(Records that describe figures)
⟨
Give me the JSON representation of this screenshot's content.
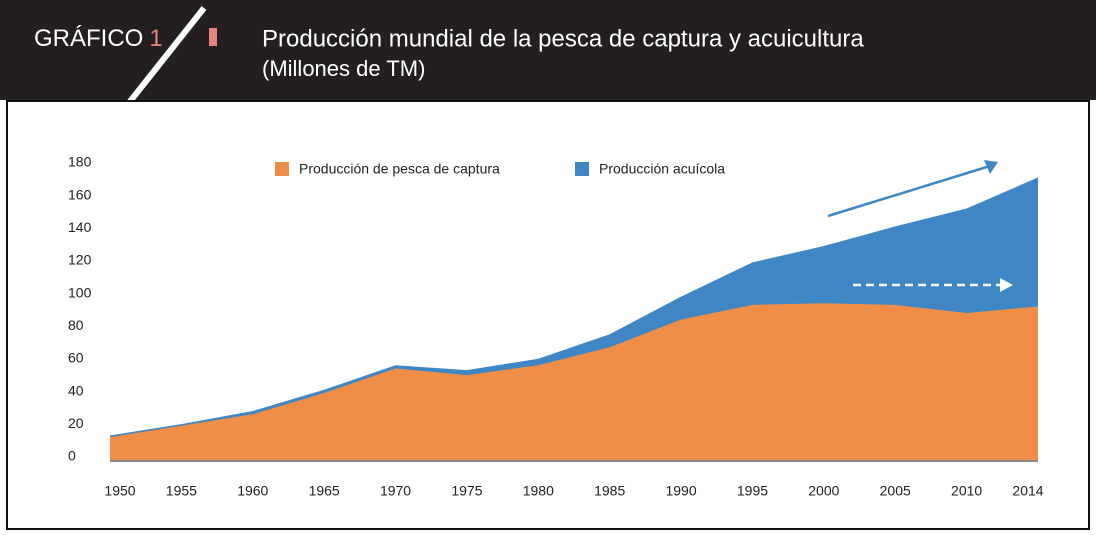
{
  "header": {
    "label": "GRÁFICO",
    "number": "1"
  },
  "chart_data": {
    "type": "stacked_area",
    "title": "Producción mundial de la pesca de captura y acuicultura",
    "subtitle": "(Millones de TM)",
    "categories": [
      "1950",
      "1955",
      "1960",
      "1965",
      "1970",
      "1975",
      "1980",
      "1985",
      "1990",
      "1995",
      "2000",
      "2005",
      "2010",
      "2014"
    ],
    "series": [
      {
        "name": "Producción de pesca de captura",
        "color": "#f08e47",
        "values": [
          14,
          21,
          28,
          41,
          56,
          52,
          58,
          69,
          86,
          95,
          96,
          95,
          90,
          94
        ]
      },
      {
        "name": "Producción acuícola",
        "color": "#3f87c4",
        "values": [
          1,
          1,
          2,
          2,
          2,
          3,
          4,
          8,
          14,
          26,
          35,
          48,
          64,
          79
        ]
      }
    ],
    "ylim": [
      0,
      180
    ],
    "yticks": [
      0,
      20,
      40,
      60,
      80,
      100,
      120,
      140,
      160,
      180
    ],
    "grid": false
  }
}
⟩
* [PROBLEM DESCRIPTION]: Quote the data exactly, leaving every image out of the copy.

* [RESPONSE TO THE TASK]:
Give me the JSON representation of this screenshot's content.
{
  "header": {
    "label": "GRÁFICO",
    "number": "1"
  },
  "chart_data": {
    "type": "stacked_area",
    "title": "Producción mundial de la pesca de captura y acuicultura",
    "subtitle": "(Millones de TM)",
    "categories": [
      "1950",
      "1955",
      "1960",
      "1965",
      "1970",
      "1975",
      "1980",
      "1985",
      "1990",
      "1995",
      "2000",
      "2005",
      "2010",
      "2014"
    ],
    "series": [
      {
        "name": "Producción de pesca de captura",
        "color": "#f08e47",
        "values": [
          14,
          21,
          28,
          41,
          56,
          52,
          58,
          69,
          86,
          95,
          96,
          95,
          90,
          94
        ]
      },
      {
        "name": "Producción acuícola",
        "color": "#3f87c4",
        "values": [
          1,
          1,
          2,
          2,
          2,
          3,
          4,
          8,
          14,
          26,
          35,
          48,
          64,
          79
        ]
      }
    ],
    "ylim": [
      0,
      180
    ],
    "yticks": [
      0,
      20,
      40,
      60,
      80,
      100,
      120,
      140,
      160,
      180
    ],
    "grid": false
  }
}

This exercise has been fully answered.